Work to do:
State only the count of lines in the listing below that hold "document".

===== The data =====

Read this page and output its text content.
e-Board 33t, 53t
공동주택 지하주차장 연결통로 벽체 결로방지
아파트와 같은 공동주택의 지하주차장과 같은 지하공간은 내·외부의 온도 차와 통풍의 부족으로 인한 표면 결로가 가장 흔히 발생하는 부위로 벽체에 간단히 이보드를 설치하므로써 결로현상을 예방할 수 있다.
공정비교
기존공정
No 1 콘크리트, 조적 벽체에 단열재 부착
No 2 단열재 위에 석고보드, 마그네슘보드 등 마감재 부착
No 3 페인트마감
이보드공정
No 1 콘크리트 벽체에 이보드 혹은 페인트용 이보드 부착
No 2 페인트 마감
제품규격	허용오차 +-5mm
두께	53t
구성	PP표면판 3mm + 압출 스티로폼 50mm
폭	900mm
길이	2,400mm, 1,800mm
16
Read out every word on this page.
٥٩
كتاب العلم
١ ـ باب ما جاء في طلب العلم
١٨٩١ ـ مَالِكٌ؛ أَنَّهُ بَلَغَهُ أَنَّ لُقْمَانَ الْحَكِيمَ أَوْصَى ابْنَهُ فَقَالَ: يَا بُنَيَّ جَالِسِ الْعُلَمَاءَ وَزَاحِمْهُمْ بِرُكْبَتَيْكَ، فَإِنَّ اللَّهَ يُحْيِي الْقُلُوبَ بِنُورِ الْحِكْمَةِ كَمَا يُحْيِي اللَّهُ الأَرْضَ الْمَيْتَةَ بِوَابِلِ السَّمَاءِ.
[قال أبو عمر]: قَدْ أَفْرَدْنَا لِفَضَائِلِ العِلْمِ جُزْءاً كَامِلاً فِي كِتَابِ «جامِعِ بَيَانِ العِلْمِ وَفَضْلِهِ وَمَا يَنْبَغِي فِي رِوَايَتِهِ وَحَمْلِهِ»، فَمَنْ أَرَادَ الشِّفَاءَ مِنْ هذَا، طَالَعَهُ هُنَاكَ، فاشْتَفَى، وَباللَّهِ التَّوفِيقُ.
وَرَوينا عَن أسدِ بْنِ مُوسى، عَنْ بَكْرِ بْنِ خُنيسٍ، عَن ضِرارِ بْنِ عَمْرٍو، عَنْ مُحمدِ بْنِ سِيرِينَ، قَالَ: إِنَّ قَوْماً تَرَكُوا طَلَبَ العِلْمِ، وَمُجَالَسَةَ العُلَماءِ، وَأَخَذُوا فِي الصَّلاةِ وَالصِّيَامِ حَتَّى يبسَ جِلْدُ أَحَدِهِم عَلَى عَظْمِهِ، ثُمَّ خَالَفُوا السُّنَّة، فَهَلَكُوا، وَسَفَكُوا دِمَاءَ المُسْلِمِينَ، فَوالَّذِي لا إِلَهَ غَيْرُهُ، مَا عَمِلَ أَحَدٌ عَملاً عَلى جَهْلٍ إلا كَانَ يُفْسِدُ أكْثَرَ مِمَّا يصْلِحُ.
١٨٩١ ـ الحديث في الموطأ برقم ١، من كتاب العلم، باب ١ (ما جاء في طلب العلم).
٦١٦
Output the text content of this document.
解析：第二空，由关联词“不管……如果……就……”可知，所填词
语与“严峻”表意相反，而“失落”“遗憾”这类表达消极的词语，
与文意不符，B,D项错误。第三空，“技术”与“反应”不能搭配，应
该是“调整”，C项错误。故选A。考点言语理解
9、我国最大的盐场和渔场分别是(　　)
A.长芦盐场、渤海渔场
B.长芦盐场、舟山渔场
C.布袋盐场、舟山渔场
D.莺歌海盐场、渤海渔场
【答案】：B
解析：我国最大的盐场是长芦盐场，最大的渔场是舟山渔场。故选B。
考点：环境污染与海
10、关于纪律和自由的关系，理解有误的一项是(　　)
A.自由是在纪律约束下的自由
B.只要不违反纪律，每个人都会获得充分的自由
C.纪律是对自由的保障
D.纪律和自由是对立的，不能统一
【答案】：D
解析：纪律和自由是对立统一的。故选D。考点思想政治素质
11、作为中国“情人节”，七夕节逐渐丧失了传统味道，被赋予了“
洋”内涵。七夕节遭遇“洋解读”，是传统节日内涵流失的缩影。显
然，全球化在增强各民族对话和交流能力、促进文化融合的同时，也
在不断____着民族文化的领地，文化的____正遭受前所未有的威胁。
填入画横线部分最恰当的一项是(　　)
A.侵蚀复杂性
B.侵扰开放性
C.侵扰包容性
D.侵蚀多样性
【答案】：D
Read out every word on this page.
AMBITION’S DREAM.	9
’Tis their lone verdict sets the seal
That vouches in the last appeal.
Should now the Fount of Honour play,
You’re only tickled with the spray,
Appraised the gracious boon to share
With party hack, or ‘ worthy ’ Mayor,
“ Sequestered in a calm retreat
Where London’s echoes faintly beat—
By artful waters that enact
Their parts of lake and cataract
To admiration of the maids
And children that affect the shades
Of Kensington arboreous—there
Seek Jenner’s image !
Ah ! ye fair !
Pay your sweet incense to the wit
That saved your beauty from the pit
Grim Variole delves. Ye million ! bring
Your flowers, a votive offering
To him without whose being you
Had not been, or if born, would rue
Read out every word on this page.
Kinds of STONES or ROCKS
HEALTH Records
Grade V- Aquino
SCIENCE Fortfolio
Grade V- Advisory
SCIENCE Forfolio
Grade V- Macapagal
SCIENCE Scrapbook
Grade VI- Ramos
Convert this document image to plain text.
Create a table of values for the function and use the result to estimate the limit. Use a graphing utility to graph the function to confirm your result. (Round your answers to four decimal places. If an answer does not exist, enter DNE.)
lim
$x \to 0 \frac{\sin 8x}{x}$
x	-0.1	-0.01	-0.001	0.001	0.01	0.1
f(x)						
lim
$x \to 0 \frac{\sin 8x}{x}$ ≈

=====

Right answer:
2